▶ Instructions to follow
In the listing below, find every line with the string "after" and pull it out.

Dataset items
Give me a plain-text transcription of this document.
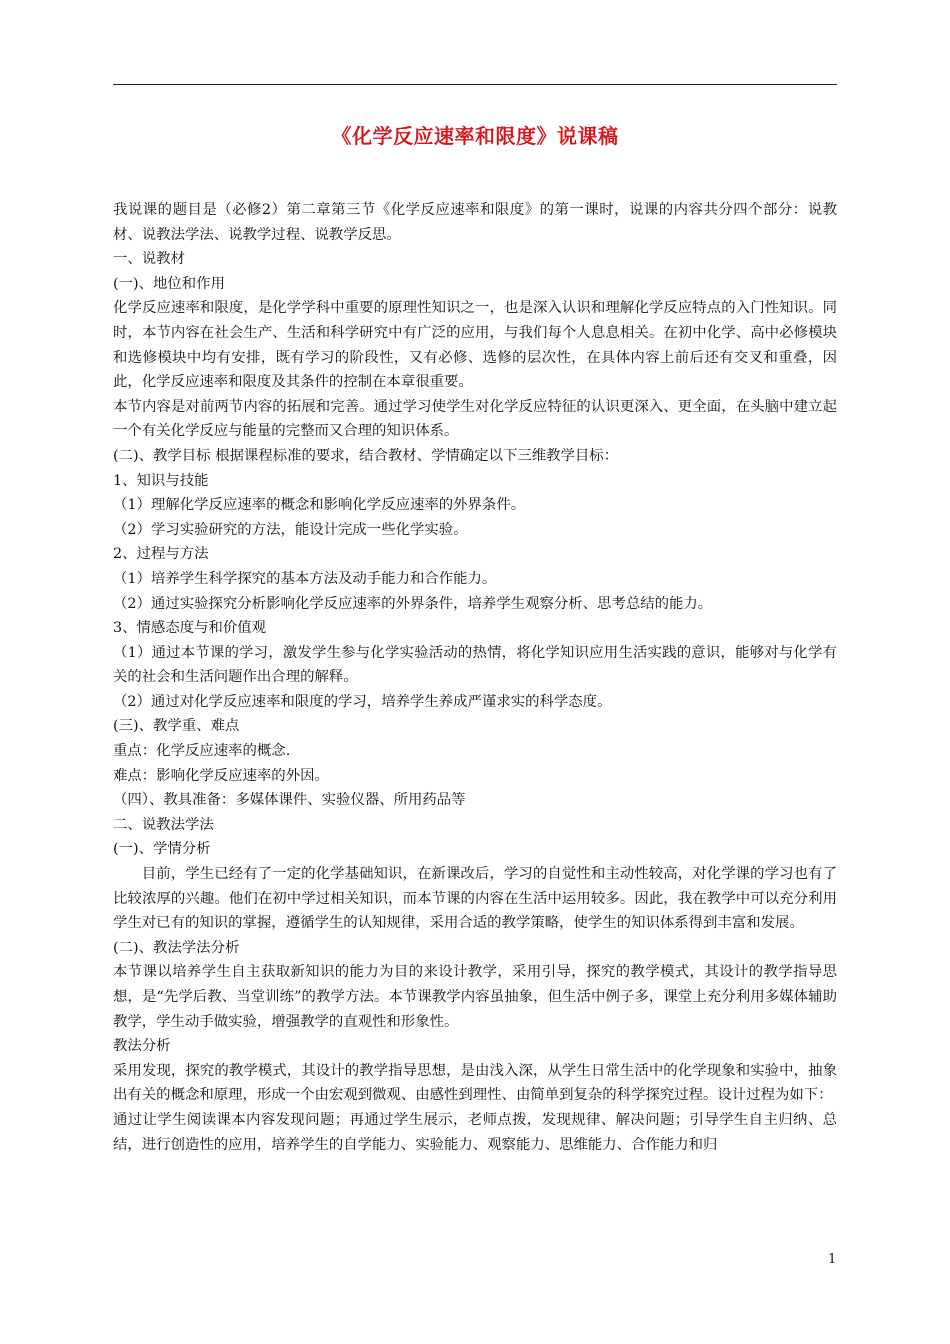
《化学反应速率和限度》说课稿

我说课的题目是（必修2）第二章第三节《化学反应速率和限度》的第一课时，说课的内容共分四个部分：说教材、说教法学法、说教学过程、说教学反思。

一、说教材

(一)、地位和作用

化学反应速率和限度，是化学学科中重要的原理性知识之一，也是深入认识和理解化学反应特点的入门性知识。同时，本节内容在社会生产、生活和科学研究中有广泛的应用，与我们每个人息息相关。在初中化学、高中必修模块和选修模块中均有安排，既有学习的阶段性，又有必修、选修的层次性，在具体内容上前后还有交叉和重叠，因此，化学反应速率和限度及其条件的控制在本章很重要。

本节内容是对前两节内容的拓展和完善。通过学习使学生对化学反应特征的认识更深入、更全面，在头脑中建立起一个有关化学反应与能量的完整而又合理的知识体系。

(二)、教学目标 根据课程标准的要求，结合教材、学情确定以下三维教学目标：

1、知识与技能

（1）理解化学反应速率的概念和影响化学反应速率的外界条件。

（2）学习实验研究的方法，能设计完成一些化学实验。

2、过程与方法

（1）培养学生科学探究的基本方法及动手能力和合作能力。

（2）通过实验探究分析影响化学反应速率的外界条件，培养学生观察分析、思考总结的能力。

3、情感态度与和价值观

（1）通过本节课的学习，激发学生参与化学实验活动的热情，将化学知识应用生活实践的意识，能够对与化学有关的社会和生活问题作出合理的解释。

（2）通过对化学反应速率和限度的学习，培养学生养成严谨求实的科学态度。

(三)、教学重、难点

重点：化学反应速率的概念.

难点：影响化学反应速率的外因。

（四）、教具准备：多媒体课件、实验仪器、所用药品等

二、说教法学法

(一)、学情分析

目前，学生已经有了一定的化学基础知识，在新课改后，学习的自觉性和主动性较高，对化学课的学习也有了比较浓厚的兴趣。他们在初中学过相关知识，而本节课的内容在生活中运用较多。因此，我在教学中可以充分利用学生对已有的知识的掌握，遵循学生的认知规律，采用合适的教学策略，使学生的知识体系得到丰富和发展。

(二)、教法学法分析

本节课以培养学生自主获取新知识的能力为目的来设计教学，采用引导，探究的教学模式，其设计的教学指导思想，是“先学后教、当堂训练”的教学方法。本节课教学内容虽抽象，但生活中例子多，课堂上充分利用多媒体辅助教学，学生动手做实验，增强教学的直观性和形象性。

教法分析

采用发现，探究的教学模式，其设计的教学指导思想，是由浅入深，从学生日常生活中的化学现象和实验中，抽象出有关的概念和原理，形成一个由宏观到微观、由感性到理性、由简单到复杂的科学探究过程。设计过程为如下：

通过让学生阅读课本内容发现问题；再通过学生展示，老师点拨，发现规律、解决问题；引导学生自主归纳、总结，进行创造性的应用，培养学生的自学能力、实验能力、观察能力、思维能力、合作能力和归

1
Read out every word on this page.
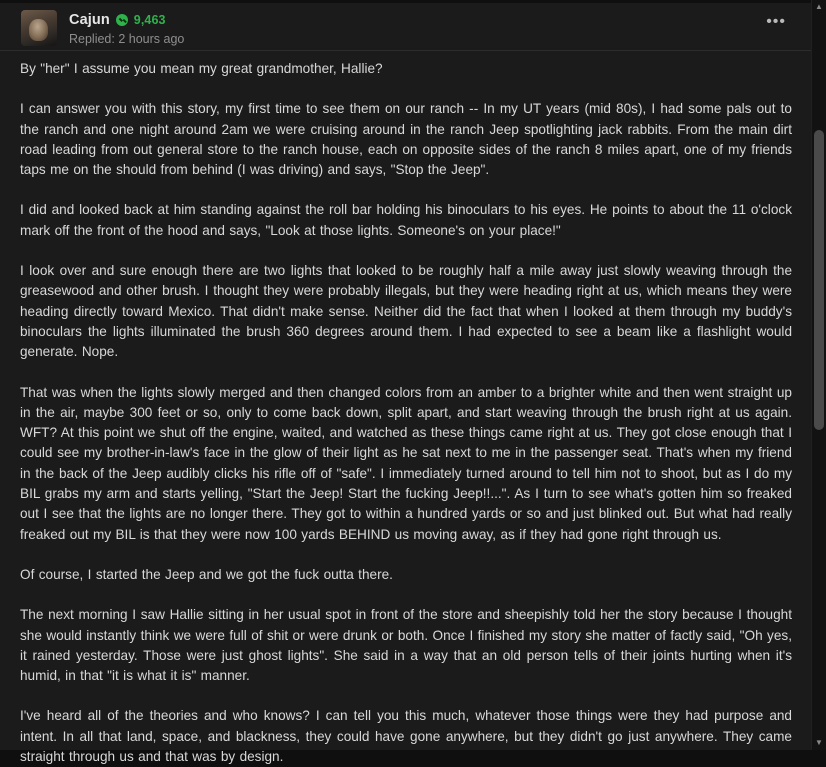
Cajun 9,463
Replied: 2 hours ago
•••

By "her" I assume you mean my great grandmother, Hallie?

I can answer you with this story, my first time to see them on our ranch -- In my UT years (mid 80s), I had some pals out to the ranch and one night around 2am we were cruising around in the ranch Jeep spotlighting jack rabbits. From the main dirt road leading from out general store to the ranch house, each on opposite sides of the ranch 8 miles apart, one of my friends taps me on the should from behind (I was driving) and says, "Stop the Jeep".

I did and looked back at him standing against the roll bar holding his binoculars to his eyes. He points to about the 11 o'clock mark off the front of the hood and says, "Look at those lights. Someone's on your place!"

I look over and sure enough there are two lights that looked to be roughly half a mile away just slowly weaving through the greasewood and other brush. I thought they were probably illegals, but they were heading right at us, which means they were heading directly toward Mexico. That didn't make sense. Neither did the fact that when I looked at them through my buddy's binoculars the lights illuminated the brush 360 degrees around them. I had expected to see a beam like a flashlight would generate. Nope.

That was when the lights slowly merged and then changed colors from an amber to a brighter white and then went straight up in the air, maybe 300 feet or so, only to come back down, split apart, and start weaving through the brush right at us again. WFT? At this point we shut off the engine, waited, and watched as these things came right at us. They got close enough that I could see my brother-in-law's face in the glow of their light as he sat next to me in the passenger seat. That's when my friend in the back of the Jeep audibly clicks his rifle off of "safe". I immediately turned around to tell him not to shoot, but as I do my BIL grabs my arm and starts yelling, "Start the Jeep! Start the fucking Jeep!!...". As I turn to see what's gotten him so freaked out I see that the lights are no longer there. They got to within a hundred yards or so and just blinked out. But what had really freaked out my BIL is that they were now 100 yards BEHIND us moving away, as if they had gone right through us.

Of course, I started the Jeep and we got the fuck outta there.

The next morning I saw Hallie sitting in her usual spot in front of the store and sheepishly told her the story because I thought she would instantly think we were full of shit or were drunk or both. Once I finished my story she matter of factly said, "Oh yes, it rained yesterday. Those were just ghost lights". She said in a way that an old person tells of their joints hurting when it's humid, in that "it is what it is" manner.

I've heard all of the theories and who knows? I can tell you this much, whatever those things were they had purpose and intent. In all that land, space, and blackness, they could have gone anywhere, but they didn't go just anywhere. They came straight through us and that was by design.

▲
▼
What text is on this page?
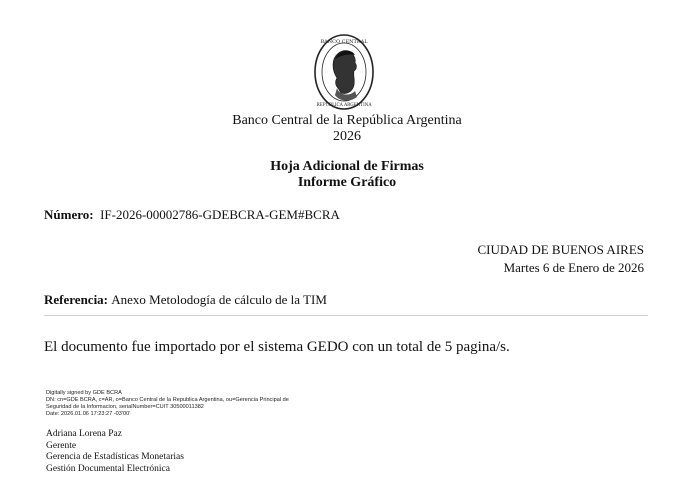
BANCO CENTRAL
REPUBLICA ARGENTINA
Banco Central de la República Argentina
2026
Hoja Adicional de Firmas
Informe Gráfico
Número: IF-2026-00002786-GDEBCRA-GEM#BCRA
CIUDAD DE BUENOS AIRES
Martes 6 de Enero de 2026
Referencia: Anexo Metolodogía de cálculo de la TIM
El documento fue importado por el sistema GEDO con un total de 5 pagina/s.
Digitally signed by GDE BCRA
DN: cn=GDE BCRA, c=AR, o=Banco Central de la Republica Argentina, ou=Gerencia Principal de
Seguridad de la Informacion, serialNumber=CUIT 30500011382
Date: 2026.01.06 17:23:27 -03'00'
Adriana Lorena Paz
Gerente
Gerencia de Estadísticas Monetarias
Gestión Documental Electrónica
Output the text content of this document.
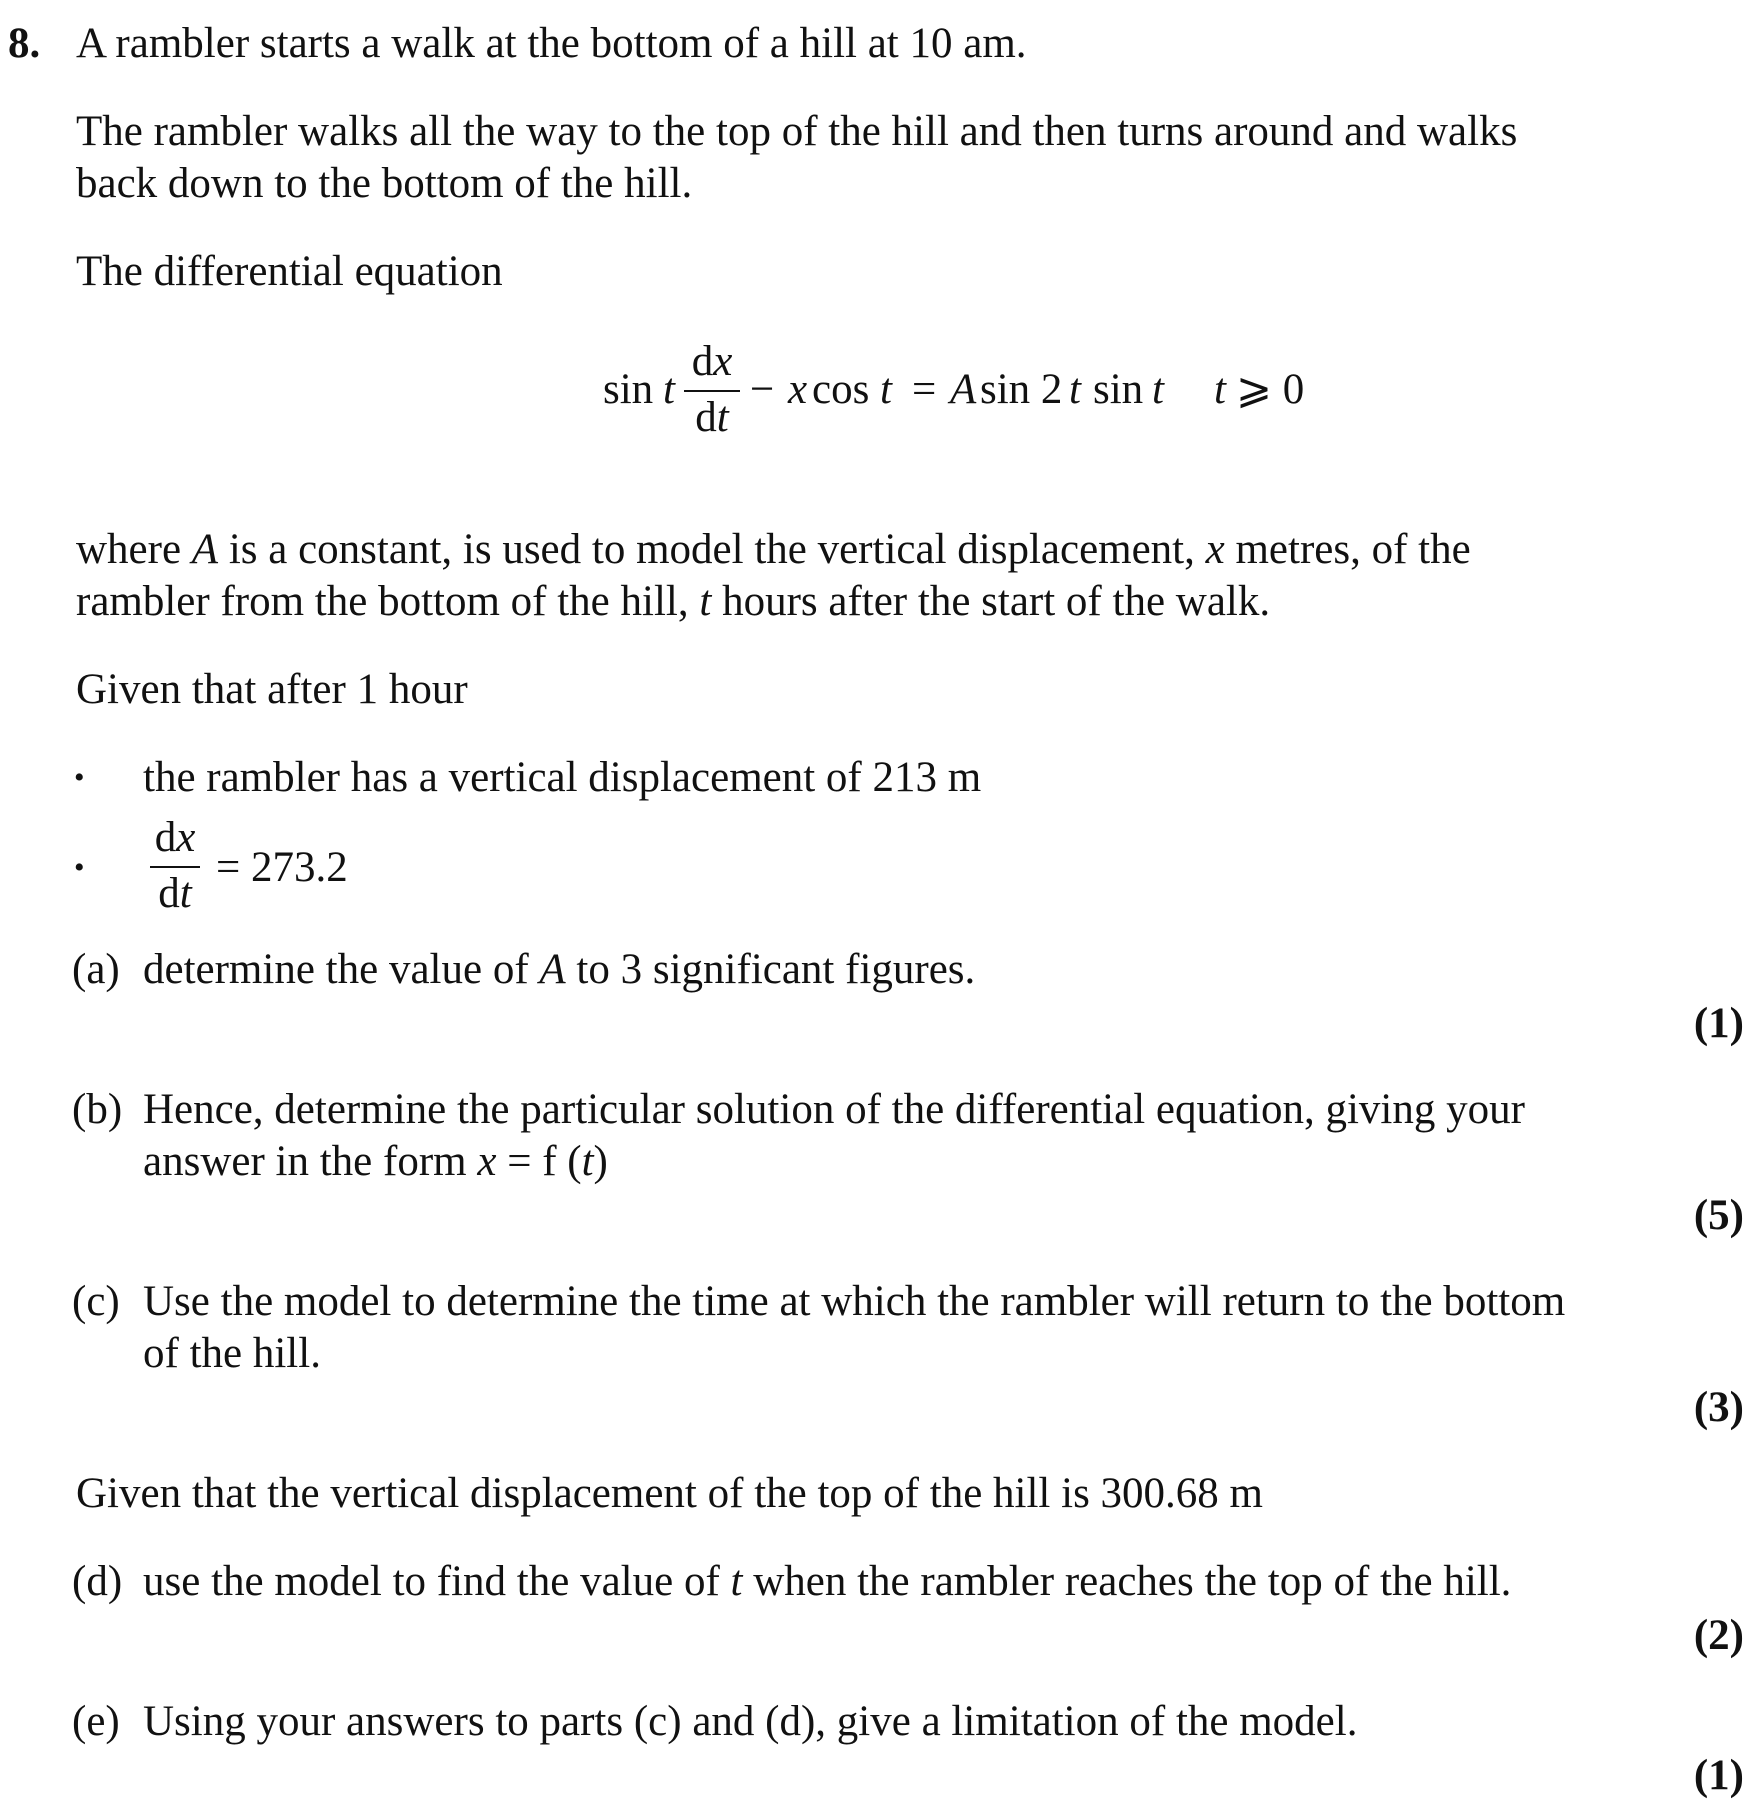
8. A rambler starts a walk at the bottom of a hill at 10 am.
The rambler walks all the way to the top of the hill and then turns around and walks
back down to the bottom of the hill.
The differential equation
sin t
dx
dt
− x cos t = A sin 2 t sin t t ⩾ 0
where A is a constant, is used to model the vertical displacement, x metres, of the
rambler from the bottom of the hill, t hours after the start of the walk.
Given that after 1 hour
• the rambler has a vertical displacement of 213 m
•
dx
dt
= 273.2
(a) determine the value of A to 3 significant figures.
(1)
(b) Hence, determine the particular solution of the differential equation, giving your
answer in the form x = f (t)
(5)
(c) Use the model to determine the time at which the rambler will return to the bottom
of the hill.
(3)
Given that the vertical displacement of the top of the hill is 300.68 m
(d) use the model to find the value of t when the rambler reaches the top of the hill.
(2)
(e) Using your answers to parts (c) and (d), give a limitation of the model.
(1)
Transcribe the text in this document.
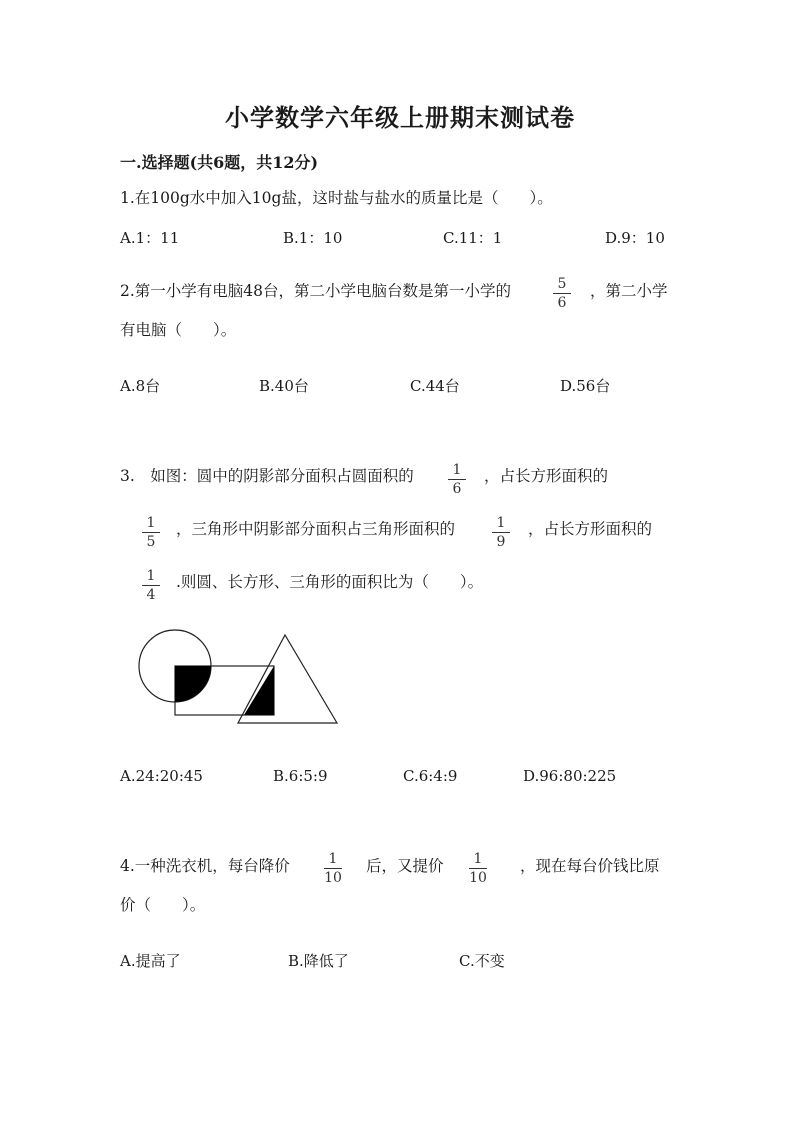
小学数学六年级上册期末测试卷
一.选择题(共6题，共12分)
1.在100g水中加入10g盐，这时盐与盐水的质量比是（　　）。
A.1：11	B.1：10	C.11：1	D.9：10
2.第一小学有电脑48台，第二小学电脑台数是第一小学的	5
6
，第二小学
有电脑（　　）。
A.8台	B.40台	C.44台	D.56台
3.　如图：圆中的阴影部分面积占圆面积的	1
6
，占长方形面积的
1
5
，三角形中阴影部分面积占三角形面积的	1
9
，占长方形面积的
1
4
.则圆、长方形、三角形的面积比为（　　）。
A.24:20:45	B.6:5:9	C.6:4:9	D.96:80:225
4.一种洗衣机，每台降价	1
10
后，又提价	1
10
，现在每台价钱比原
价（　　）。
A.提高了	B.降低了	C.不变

▶ Task response
rambler from the bottom of the hill, t hours after the start of the walk.
Given that after 1 hour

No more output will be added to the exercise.